■ Written request ■
Write out each line of the entries below word for word, leaving out the pictures.

■ Region boundary data ■
»»

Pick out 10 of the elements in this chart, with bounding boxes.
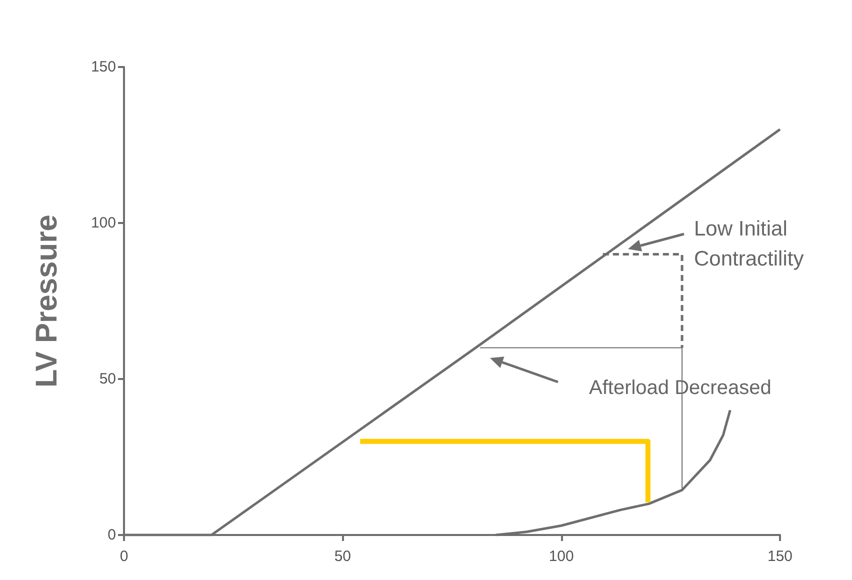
y-tick-label: 50 (99, 370, 116, 388)
x-tick-label: 150 (767, 548, 793, 565)
annotation: Low Initial Contractility (694, 218, 804, 270)
y-axis-title: LV Pressure (30, 214, 64, 388)
y-tick-label: 100 (90, 214, 116, 232)
x-tick-label: 0 (120, 548, 128, 565)
y-tick-label: 150 (90, 58, 116, 76)
x-tick-label: 100 (548, 548, 574, 565)
x-tick-label: 50 (334, 548, 352, 565)
y-tick-label: 0 (108, 526, 116, 544)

««

■ Reply ■
Pick out 10 of the elements in this chart, with bounding boxes.
y-tick-label: 50 (99, 370, 116, 388)
x-tick-label: 150 (767, 548, 793, 565)
annotation: Low Initial Contractility (694, 218, 804, 270)
y-axis-title: LV Pressure (30, 214, 64, 388)
y-tick-label: 100 (90, 214, 116, 232)
x-tick-label: 0 (120, 548, 128, 565)
y-tick-label: 150 (90, 58, 116, 76)
x-tick-label: 100 (548, 548, 574, 565)
x-tick-label: 50 (334, 548, 352, 565)
y-tick-label: 0 (108, 526, 116, 544)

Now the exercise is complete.